◆ SHORT EXERCISE
Look for the string "values" in the lines and copy each line that has it.

* Start PROVIDED RECORDS *

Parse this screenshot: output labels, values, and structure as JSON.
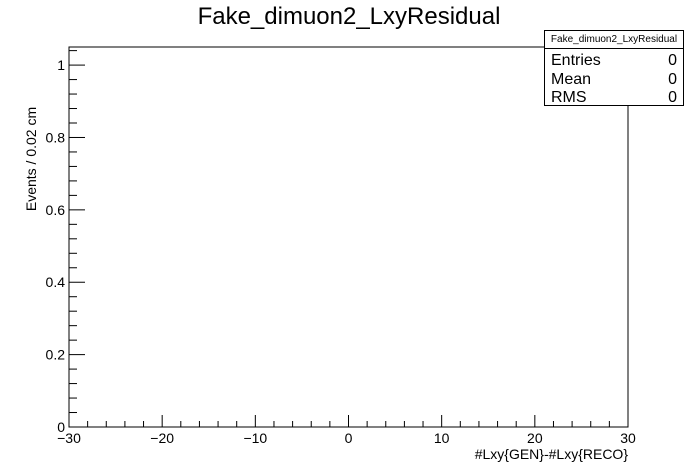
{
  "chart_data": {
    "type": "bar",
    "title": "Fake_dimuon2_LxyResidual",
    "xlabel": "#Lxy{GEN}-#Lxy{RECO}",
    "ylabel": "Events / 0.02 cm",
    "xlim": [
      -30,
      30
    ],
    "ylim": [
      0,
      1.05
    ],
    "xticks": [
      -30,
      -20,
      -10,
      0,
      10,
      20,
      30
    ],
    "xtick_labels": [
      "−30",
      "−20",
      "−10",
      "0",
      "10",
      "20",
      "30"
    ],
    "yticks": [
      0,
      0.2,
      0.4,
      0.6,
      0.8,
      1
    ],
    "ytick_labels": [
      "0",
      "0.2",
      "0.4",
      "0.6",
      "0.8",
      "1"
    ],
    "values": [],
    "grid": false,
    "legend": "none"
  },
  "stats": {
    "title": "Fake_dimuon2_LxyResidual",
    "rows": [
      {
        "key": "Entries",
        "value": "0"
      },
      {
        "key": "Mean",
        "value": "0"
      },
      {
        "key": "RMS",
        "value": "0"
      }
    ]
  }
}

* End PROVIDED RECORDS *

◆ EXERCISE OUTPUT
Parse this screenshot: output labels, values, and structure as JSON.
    "values": [],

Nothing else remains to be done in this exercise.